Figure dataset records:
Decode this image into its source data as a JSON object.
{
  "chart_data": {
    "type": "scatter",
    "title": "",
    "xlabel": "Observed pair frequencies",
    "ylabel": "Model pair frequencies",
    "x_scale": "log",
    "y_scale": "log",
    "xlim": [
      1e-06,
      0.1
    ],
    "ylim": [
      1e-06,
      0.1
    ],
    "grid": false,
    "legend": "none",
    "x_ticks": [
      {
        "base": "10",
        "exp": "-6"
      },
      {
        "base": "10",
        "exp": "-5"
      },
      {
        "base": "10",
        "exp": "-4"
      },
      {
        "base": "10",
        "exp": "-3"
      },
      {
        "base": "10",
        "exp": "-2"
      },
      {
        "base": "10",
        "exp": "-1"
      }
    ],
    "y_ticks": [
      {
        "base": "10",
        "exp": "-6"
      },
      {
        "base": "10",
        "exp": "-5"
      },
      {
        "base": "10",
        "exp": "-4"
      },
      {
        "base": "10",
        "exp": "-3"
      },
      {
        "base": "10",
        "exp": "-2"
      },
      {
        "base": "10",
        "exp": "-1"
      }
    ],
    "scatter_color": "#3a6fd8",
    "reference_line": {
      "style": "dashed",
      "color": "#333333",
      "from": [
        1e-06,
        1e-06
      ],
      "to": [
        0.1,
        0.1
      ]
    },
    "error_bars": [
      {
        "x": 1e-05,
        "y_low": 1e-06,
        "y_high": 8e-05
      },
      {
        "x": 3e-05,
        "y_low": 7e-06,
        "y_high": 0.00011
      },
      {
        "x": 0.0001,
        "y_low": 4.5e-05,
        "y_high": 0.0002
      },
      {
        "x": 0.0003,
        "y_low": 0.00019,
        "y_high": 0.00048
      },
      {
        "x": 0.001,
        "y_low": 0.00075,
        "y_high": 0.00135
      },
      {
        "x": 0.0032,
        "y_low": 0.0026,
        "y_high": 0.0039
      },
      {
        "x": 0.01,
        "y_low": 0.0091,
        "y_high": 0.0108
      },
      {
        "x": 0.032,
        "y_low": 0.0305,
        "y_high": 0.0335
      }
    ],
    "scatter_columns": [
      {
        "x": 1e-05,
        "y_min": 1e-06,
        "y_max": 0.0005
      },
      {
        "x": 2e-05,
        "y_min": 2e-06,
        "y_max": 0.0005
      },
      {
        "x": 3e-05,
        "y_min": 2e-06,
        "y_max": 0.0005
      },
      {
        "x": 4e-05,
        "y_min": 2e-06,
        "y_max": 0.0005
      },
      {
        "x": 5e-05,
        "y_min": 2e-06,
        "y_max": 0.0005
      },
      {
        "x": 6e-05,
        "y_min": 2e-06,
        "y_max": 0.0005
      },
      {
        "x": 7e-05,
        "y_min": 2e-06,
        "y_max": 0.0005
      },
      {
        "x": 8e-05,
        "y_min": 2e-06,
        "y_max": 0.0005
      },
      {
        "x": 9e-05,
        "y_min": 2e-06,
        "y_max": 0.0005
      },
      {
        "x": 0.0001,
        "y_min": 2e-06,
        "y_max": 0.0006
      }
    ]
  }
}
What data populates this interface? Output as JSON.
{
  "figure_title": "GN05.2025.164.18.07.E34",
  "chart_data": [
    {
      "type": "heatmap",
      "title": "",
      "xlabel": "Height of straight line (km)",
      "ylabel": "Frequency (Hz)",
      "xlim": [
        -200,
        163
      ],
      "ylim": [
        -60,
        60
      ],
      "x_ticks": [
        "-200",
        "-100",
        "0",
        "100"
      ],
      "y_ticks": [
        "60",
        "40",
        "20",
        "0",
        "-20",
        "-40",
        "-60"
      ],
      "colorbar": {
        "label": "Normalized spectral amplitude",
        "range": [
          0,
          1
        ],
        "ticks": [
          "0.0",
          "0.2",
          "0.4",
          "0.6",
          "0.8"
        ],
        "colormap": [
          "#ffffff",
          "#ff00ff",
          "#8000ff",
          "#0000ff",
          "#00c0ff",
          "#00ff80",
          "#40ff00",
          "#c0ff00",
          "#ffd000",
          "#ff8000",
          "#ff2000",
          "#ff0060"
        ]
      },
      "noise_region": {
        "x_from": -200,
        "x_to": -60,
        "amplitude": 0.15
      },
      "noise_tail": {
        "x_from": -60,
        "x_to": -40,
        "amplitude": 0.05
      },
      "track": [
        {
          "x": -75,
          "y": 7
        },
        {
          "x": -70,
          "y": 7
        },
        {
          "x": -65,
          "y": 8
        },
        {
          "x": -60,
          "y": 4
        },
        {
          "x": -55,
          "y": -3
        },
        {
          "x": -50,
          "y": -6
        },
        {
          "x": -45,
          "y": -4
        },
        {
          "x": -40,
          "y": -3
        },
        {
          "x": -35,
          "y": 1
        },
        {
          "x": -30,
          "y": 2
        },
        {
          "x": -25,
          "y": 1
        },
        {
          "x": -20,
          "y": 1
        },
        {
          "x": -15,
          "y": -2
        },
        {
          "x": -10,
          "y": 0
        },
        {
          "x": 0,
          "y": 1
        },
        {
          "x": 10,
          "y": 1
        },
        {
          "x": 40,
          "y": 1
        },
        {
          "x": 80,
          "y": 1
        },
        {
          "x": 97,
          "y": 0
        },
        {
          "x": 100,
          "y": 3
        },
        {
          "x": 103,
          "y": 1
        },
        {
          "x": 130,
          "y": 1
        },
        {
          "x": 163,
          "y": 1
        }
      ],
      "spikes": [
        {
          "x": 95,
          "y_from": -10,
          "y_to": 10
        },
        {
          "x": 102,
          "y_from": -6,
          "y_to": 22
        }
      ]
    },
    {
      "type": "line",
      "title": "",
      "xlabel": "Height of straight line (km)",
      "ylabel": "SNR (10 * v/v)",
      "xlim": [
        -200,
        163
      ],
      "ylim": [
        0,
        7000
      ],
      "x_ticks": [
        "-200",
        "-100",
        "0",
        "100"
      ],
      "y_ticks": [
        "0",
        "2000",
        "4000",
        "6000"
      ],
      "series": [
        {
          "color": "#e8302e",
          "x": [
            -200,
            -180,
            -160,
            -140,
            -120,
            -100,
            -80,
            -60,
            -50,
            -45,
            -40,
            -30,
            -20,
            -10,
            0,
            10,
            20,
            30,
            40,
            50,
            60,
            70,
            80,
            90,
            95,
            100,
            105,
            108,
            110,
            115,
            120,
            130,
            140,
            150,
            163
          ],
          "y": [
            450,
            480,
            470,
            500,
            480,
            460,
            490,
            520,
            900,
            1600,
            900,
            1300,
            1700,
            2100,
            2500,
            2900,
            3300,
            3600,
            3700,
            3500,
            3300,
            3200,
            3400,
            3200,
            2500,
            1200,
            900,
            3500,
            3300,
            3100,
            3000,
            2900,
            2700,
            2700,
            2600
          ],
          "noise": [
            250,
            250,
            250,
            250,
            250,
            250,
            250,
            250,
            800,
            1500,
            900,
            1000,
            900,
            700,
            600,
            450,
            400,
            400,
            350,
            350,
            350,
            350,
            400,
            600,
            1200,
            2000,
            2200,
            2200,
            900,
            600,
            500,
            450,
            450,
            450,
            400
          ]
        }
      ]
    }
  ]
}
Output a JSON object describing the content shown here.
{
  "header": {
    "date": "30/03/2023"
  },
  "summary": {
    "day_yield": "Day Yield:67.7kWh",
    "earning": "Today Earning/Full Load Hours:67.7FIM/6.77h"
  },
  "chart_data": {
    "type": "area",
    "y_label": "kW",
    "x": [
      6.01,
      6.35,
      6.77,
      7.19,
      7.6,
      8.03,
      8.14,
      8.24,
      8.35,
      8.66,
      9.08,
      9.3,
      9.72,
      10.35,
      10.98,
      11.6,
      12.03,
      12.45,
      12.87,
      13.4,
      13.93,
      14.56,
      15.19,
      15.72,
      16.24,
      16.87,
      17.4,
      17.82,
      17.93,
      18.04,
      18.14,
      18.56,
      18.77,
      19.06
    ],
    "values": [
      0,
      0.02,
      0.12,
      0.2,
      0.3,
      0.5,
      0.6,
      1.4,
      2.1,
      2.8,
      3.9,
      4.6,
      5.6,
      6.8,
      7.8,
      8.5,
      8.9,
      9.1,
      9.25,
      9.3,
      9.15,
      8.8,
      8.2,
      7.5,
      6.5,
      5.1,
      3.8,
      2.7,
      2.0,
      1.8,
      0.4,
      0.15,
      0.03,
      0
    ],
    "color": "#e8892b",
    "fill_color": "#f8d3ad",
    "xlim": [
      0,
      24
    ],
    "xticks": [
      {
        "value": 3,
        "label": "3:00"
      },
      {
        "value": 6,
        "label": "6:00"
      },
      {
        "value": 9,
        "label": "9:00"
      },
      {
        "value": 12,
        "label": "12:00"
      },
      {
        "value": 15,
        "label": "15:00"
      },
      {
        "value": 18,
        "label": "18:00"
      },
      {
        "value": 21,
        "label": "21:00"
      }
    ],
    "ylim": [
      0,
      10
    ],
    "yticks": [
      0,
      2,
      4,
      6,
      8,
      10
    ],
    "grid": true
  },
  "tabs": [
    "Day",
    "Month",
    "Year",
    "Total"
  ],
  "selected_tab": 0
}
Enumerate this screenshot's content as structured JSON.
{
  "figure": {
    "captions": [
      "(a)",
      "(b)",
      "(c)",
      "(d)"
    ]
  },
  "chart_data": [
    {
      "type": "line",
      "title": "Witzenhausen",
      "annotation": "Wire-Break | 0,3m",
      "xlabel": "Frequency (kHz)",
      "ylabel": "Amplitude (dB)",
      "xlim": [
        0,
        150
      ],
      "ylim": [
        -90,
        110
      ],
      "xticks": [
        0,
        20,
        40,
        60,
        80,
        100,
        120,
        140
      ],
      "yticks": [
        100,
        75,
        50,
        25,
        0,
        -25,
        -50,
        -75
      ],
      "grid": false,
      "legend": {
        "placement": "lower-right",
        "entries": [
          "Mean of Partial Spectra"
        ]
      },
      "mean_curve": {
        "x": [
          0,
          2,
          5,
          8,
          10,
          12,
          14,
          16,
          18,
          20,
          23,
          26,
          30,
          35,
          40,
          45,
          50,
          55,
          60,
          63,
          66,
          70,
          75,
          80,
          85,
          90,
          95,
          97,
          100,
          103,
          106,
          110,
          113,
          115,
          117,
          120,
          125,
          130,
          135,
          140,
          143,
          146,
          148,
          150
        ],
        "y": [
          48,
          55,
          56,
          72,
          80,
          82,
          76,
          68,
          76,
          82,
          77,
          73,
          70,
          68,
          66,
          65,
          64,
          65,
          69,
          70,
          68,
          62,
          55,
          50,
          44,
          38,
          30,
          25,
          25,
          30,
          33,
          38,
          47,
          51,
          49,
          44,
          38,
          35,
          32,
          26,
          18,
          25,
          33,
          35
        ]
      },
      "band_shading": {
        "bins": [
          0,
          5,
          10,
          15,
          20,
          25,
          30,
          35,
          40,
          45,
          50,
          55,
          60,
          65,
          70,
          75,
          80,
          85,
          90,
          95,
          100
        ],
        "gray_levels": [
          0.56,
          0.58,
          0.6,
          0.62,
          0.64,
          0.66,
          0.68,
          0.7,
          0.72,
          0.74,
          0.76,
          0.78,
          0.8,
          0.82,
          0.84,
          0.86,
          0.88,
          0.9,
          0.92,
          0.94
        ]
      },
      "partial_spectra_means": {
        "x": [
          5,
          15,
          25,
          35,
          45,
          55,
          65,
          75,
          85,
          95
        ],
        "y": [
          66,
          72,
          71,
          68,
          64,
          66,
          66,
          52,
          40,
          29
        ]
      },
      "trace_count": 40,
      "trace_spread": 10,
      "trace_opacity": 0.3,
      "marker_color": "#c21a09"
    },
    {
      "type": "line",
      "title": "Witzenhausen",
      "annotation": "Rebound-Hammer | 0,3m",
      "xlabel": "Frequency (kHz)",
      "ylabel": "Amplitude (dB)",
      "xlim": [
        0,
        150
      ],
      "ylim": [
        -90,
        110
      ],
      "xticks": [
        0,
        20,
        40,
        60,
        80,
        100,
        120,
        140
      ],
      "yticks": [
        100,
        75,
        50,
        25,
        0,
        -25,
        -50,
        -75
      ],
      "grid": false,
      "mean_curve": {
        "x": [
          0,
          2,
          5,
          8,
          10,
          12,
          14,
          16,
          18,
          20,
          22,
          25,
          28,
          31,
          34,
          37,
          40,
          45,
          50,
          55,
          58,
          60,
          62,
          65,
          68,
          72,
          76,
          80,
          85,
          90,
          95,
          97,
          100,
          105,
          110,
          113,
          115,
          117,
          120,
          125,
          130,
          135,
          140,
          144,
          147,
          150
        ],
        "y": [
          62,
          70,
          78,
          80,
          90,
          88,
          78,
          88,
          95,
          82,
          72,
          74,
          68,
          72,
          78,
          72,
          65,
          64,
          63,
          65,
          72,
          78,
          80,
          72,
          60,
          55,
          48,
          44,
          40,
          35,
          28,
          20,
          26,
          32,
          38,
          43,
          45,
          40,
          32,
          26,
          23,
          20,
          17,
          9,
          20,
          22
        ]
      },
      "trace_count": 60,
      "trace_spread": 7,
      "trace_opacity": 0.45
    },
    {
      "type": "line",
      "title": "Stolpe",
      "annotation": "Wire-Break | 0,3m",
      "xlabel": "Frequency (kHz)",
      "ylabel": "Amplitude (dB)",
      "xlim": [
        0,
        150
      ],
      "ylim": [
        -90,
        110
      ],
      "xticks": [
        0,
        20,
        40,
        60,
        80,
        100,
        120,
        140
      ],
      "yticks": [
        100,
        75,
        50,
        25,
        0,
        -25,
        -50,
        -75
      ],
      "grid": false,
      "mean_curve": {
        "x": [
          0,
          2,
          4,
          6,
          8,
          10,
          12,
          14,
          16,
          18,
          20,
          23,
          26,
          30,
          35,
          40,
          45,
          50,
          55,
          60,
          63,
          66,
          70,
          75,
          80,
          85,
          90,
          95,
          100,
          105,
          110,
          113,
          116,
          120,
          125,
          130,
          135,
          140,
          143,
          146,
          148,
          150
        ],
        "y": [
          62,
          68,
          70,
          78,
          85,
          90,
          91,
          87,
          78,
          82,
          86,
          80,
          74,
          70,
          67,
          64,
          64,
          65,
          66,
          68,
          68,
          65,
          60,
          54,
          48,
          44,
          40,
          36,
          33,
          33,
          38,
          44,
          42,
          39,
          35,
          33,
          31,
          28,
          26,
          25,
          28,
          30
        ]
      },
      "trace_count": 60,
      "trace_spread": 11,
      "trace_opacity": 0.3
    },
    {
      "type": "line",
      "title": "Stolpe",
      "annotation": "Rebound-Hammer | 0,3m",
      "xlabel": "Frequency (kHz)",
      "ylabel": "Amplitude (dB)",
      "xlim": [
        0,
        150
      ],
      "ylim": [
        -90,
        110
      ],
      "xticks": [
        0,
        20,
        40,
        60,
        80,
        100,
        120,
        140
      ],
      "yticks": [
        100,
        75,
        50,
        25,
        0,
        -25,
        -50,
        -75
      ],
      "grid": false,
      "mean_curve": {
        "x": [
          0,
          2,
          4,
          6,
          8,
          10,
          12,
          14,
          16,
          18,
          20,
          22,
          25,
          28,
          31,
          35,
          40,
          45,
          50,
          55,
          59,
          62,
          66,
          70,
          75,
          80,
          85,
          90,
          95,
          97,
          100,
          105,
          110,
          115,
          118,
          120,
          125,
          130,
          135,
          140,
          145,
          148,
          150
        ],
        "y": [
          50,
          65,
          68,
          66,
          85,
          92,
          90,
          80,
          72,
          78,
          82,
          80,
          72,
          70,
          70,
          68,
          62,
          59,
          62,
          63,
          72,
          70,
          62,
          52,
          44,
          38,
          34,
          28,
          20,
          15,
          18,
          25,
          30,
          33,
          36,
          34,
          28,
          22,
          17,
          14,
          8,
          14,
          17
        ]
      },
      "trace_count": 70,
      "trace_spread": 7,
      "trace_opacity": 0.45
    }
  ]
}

What the task requires | State the number of lines that contain the string "JSON", with no other words.

Response | 4